## [MATERIAL PROVIDED]

%%

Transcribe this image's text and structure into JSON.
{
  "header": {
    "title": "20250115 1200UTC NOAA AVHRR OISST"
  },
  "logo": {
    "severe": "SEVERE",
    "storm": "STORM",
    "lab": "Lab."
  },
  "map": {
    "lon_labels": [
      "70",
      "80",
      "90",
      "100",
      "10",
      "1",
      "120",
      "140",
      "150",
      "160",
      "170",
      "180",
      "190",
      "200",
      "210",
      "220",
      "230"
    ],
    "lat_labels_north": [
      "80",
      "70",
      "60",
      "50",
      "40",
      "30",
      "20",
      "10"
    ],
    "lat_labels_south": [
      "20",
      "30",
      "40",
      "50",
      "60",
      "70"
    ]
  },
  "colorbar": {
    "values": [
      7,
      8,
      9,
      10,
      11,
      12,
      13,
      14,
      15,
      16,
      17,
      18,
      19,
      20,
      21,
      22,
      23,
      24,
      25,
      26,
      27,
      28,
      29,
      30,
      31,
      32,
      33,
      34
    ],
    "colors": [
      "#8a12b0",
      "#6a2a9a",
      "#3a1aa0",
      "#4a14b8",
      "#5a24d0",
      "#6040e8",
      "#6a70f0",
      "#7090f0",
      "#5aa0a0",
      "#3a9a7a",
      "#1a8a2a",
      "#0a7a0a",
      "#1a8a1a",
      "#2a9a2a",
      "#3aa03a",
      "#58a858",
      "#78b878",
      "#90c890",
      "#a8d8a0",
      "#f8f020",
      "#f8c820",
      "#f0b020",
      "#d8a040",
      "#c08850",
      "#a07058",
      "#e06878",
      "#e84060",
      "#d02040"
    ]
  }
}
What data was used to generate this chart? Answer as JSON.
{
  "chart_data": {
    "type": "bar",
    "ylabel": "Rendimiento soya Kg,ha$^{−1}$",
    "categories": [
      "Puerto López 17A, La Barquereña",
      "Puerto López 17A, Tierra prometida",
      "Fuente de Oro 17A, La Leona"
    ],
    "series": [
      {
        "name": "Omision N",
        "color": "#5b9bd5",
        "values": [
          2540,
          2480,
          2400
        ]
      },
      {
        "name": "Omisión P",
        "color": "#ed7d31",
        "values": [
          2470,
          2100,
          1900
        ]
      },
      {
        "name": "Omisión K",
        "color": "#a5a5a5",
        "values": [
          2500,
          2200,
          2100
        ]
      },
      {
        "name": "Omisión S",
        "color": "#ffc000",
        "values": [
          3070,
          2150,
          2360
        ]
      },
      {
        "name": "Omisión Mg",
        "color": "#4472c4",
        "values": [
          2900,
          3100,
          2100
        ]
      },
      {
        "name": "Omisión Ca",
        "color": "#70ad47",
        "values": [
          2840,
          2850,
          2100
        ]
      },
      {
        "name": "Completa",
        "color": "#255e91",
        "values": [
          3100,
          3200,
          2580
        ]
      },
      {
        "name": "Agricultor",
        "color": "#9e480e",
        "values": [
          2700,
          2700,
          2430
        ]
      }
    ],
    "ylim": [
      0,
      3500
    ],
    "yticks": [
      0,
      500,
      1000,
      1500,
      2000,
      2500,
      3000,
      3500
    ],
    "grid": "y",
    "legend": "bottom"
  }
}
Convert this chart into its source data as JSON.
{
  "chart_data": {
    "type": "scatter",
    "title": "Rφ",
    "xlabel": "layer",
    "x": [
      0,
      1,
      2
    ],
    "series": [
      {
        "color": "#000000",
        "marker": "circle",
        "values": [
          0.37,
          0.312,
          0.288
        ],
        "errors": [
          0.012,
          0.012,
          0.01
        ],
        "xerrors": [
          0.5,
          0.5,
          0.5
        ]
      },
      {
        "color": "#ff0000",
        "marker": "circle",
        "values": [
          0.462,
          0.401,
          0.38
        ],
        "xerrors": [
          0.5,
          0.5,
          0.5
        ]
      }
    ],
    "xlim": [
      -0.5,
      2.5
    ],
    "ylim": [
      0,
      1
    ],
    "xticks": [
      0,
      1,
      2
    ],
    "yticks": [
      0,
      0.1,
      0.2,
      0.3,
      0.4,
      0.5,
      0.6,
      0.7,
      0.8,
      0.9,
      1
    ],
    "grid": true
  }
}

%%

Transcribe only the trailing portion of the entries above: the line that contains "Convert this chart" and each line after it.

## [FULL ANSWER]
Convert this chart into its source data as JSON.
{
  "chart_data": {
    "type": "scatter",
    "title": "Rφ",
    "xlabel": "layer",
    "x": [
      0,
      1,
      2
    ],
    "series": [
      {
        "color": "#000000",
        "marker": "circle",
        "values": [
          0.37,
          0.312,
          0.288
        ],
        "errors": [
          0.012,
          0.012,
          0.01
        ],
        "xerrors": [
          0.5,
          0.5,
          0.5
        ]
      },
      {
        "color": "#ff0000",
        "marker": "circle",
        "values": [
          0.462,
          0.401,
          0.38
        ],
        "xerrors": [
          0.5,
          0.5,
          0.5
        ]
      }
    ],
    "xlim": [
      -0.5,
      2.5
    ],
    "ylim": [
      0,
      1
    ],
    "xticks": [
      0,
      1,
      2
    ],
    "yticks": [
      0,
      0.1,
      0.2,
      0.3,
      0.4,
      0.5,
      0.6,
      0.7,
      0.8,
      0.9,
      1
    ],
    "grid": true
  }
}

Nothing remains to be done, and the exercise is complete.